■ **Exercise task**
Read the lines below. Copy out any that hold the string "this".

Records from a collection
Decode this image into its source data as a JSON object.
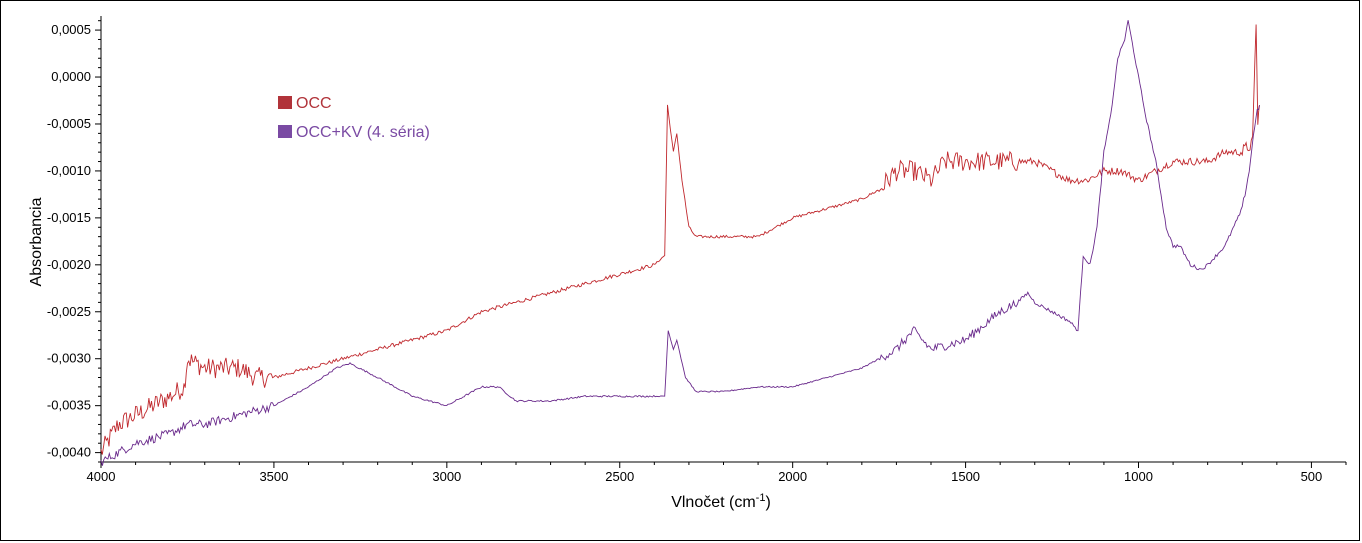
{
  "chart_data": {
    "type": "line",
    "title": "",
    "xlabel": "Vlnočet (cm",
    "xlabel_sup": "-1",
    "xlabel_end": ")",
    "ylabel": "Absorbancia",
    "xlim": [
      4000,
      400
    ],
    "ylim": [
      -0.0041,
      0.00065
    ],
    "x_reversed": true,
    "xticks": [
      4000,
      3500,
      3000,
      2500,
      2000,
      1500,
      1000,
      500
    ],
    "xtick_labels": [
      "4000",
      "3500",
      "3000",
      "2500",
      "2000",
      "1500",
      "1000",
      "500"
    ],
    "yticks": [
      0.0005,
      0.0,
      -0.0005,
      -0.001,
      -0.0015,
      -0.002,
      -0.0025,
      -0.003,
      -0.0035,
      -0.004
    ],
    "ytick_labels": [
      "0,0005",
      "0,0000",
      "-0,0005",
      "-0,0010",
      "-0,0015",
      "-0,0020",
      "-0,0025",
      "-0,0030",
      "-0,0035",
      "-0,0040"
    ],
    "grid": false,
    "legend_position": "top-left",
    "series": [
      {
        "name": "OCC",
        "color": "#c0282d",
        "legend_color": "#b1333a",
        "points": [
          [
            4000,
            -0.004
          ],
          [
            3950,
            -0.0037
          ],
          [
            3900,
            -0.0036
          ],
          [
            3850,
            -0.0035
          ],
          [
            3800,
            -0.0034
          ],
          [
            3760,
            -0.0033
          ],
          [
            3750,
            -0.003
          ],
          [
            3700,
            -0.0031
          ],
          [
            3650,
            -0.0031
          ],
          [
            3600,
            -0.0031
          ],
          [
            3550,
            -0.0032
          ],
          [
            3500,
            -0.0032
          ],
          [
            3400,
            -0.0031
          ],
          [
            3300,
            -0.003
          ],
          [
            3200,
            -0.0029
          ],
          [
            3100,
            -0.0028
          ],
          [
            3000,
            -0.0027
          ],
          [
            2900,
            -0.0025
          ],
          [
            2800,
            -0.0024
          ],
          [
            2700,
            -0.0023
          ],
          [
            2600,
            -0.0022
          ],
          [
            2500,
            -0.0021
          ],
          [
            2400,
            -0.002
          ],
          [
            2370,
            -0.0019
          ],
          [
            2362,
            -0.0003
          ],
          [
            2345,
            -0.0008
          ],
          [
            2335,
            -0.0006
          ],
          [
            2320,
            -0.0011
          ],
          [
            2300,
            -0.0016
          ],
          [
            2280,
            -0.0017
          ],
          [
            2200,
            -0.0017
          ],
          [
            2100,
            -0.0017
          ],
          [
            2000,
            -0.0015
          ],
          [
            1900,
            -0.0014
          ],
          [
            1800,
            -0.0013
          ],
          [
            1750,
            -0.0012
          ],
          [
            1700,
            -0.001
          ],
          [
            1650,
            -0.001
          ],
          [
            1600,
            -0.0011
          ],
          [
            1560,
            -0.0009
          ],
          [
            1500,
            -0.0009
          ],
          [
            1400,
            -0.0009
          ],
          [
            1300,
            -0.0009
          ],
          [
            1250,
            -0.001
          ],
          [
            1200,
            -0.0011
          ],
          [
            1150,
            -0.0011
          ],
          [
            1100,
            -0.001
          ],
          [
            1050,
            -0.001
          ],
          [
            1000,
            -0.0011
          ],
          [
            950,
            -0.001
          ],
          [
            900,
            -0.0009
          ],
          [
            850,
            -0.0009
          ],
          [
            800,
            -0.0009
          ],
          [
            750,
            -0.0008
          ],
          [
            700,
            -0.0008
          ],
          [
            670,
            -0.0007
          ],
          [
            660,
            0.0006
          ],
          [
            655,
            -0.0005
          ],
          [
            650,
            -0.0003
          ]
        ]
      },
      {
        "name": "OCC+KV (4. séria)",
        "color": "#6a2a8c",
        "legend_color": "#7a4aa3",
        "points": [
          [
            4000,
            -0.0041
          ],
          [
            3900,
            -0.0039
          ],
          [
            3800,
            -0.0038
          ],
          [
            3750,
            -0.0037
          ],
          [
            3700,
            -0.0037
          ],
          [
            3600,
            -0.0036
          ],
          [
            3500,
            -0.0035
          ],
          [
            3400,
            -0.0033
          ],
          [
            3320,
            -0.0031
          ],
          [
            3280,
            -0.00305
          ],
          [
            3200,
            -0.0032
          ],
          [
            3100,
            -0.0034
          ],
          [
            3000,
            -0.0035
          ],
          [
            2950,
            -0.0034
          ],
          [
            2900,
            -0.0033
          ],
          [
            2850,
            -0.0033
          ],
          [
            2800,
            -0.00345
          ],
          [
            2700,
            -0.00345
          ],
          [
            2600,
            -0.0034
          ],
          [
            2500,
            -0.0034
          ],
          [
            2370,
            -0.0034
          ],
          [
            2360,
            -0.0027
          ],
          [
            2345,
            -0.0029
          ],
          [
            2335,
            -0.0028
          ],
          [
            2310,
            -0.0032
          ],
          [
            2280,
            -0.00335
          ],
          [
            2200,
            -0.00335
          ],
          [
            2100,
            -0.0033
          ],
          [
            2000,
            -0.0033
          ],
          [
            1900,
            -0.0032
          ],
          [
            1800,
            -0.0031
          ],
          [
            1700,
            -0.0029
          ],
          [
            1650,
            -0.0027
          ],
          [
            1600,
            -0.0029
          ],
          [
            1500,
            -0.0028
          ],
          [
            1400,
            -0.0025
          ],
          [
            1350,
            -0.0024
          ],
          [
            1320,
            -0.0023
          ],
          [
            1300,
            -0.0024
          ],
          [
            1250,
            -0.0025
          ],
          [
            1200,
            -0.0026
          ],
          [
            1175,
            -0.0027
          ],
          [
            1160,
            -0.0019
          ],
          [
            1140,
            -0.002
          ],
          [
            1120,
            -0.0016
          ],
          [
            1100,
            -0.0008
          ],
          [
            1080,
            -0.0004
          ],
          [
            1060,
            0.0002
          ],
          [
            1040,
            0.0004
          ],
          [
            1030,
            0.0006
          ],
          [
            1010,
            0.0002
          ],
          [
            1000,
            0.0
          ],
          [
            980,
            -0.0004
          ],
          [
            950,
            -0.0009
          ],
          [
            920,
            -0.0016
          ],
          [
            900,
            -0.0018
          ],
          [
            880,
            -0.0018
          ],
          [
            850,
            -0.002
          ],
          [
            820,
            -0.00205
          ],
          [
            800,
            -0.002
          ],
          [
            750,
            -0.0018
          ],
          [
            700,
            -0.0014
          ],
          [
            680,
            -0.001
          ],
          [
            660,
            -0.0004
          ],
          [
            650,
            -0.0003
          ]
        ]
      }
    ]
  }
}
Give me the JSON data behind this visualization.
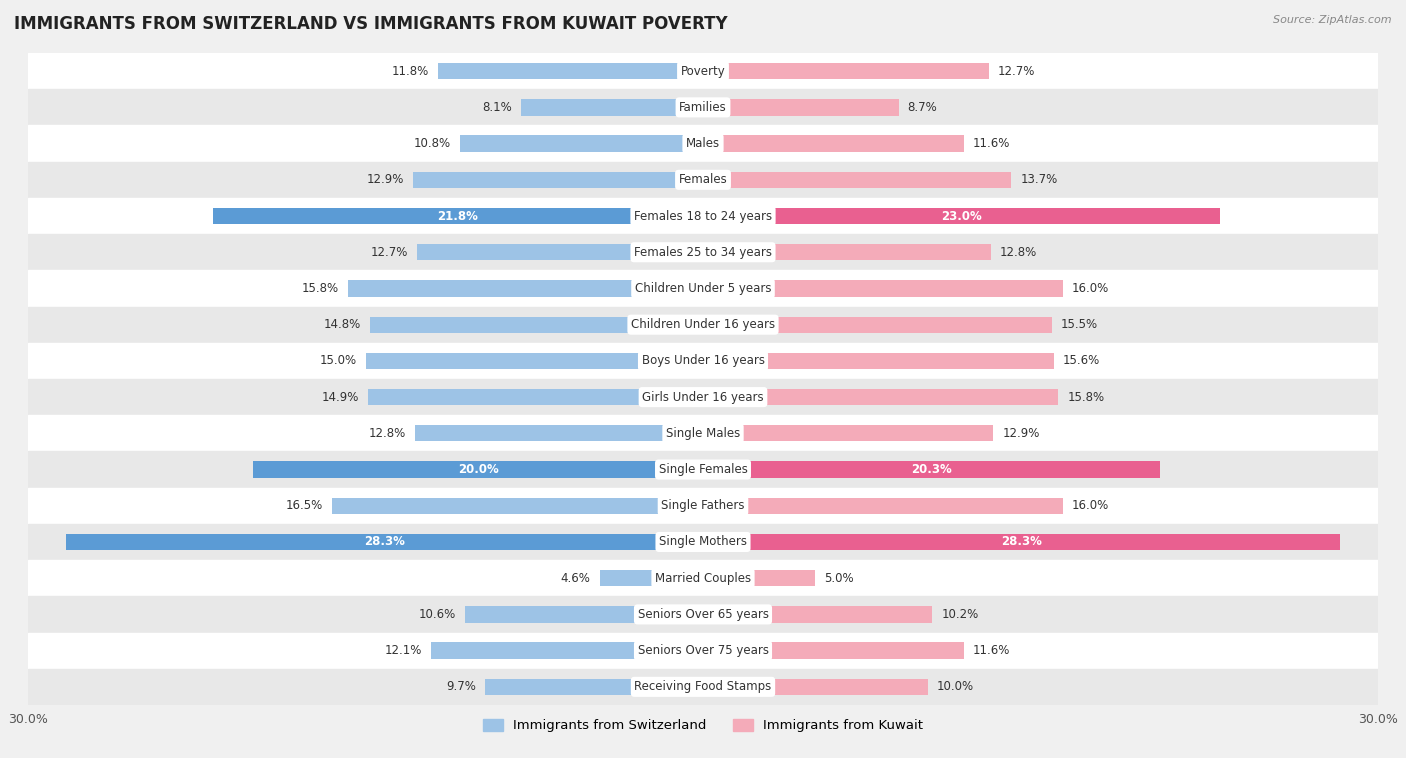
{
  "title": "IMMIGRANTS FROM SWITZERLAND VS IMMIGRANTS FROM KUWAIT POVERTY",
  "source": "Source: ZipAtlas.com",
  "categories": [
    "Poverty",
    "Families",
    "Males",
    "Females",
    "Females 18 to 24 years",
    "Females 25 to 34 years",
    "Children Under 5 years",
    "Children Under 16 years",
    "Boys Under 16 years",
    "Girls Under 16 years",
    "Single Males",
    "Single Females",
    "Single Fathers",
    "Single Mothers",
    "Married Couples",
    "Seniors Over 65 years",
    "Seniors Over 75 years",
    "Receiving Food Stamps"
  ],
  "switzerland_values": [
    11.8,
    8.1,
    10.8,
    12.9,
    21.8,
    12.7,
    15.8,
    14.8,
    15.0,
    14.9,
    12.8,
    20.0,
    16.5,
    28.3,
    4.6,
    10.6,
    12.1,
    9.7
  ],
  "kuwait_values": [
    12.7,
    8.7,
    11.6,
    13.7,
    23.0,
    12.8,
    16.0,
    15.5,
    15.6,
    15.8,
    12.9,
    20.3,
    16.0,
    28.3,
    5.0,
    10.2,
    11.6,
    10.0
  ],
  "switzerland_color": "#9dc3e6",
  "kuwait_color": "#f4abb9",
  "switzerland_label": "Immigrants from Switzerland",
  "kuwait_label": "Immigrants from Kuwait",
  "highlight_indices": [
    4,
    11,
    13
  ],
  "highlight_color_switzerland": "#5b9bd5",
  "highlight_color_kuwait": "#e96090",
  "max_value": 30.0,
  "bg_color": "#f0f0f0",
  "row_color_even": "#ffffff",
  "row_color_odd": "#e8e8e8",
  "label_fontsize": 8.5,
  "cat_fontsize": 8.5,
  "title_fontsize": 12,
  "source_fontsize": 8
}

■ **Exercise solution**
Decode this image into its source data as a JSON object.
Give me the JSON data behind this visualization.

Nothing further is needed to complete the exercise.